_Passage shown_
═══

Work is self-explanatory. 
I write down interviews I have to conduct, research to do, articles to write, and blog post ideas and topics. 

I keep this part of my binder open for most of the day and probably visit it twice an hour... 
ideally to cross things off but usually I just add more things. 

What about you? Do you keep an ongoing list on paper or in your mind?


Sunday, September 11, 2011

{ september 11 }


Ten years ago I sat in eight grade math class 
– first row, on the left, third seat from the door –
when I heard a voice from the loudspeaker. 
The principal told teachers to check their emails immediately 
and directed them to appropriately relay the message to their students. 

 Minutes later when Miss Sigworth came back from her desk, 
she said something happened in the city and that some people were hurt. 
She seemed relieved to tell us that she had already received an email from her sister saying she was okay. 

 “You should go call her anyway…” I said in hopes of getting out of class for a few moments longer. 

 It wasn’t until later that day that I understood that 
by saying she was “okay” Miss Sigworth’s sister meant she was “alive.” 

Whenever I think of that terrible day, I regret making that comment. 
I've never been able to apologize but I so wish to one day.
What an insensitive thing to say, I think. I have wished so many times I could take it back. 
I wish I’d known to keep my mouth shut.

═══

_Short problem 1_
List each line of the entries that contains the word "Text", matching uppercase and lowercase exactly.

_Dataset entries_
═══

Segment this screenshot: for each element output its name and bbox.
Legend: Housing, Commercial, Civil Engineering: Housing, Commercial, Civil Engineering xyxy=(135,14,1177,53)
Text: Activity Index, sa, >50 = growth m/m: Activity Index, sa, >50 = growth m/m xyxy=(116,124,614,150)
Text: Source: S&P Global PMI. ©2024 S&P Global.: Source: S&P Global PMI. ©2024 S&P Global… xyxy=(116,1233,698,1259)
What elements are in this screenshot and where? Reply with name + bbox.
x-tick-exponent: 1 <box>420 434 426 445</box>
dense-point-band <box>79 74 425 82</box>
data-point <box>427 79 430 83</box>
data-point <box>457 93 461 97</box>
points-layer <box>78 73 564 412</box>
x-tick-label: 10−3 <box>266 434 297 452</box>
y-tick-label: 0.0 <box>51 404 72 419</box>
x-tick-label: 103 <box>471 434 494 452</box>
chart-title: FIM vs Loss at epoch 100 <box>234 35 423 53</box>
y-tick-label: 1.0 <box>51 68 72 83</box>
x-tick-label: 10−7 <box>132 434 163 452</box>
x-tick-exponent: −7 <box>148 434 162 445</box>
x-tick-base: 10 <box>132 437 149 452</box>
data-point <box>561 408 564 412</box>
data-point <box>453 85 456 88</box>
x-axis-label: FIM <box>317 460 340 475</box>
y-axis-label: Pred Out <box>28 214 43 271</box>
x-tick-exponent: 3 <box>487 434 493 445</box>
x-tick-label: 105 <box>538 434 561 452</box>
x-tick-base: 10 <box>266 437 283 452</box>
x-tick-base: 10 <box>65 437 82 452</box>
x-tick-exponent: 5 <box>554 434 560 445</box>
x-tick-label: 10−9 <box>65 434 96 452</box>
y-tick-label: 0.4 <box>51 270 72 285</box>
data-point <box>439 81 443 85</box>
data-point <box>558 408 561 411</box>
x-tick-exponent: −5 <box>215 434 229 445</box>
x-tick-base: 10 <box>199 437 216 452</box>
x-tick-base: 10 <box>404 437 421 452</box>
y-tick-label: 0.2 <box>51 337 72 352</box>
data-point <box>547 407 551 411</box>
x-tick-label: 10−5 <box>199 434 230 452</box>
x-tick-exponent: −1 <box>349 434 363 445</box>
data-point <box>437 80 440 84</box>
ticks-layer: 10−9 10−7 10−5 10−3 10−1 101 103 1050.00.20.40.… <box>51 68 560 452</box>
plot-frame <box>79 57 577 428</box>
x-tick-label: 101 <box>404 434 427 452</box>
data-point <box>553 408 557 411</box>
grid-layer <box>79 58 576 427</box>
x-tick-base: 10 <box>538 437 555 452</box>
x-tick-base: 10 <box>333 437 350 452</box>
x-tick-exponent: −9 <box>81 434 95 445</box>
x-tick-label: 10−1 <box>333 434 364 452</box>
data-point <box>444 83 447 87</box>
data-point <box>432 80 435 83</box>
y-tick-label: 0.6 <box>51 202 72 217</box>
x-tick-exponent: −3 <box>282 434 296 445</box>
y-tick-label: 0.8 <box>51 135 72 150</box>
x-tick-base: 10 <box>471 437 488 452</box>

═══

_Short problem 2_
Copy the passage word for word, starting at "The principal told" and ending after "making that comment.".

_Written answer 1_
Text: Activity Index, sa, >50 = growth m/m: Activity Index, sa, >50 = growth m/m xyxy=(116,124,614,150)
Text: Source: S&P Global PMI. ©2024 S&P Global.: Source: S&P Global PMI. ©2024 S&P Global… xyxy=(116,1233,698,1259)

_Written answer 2_
The principal told teachers to check their emails immediately 
and directed them to appropriately relay the message to their students. 

 Minutes later when Miss Sigworth came back from her desk, 
she said something happened in the city and that some people were hurt. 
She seemed relieved to tell us that she had already received an email from her sister saying she was okay. 

 “You should go call her anyway…” I said in hopes of getting out of class for a few moments longer. 

 It wasn’t until later that day that I understood that 
by saying she was “okay” Miss Sigworth’s sister meant she was “alive.” 

Whenever I think of that terrible day, I regret making that comment.